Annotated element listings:
== == ==

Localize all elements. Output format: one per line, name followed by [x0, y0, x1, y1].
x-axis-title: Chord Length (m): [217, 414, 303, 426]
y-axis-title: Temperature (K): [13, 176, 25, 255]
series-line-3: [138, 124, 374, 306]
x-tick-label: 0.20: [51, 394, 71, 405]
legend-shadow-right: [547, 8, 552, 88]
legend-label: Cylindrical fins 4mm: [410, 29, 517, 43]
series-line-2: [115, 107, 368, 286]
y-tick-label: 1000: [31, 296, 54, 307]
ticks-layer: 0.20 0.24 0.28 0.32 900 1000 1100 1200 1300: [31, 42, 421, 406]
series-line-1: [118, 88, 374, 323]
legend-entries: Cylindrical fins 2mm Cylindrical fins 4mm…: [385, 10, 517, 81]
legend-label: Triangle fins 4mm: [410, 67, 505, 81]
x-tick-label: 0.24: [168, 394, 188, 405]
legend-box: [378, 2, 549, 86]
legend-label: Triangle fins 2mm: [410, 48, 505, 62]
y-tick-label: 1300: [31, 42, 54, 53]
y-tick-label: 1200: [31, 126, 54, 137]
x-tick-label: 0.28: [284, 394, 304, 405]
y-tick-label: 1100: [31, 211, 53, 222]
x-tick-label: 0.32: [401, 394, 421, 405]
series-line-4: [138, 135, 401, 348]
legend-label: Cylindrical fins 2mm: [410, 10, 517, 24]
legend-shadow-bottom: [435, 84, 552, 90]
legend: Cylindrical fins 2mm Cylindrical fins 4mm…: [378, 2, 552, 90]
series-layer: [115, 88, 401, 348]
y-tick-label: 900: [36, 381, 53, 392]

== == ==

Prompt: Lay out every line of the items above as a Markdown table with two columns, "No." for the row number and "Entry" for the line itself, skipping any blank lines.

Response to this task:
| No. | Entry |
|---|---|
| 1 | Localize all elements. Output format: one per line, name followed by [x0, y0, x1, y1]. |
| 2 | x-axis-title: Chord Length (m): [217, 414, 303, 426] |
| 3 | y-axis-title: Temperature (K): [13, 176, 25, 255] |
| 4 | series-line-3: [138, 124, 374, 306] |
| 5 | x-tick-label: 0.20: [51, 394, 71, 405] |
| 6 | legend-shadow-right: [547, 8, 552, 88] |
| 7 | legend-label: Cylindrical fins 4mm: [410, 29, 517, 43] |
| 8 | series-line-2: [115, 107, 368, 286] |
| 9 | y-tick-label: 1000: [31, 296, 54, 307] |
| 10 | ticks-layer: 0.20 0.24 0.28 0.32 900 1000 1100 1200 1300: [31, 42, 421, 406] |
| 11 | series-line-1: [118, 88, 374, 323] |
| 12 | legend-entries: Cylindrical fins 2mm Cylindrical fins 4mm…: [385, 10, 517, 81] |
| 13 | legend-label: Triangle fins 4mm: [410, 67, 505, 81] |
| 14 | x-tick-label: 0.24: [168, 394, 188, 405] |
| 15 | legend-box: [378, 2, 549, 86] |
| 16 | legend-label: Triangle fins 2mm: [410, 48, 505, 62] |
| 17 | y-tick-label: 1300: [31, 42, 54, 53] |
| 18 | y-tick-label: 1200: [31, 126, 54, 137] |
| 19 | x-tick-label: 0.28: [284, 394, 304, 405] |
| 20 | y-tick-label: 1100: [31, 211, 53, 222] |
| 21 | x-tick-label: 0.32: [401, 394, 421, 405] |
| 22 | series-line-4: [138, 135, 401, 348] |
| 23 | legend-label: Cylindrical fins 2mm: [410, 10, 517, 24] |
| 24 | legend-shadow-bottom: [435, 84, 552, 90] |
| 25 | legend: Cylindrical fins 2mm Cylindrical fins 4mm…: [378, 2, 552, 90] |
| 26 | series-layer: [115, 88, 401, 348] |
| 27 | y-tick-label: 900: [36, 381, 53, 392] |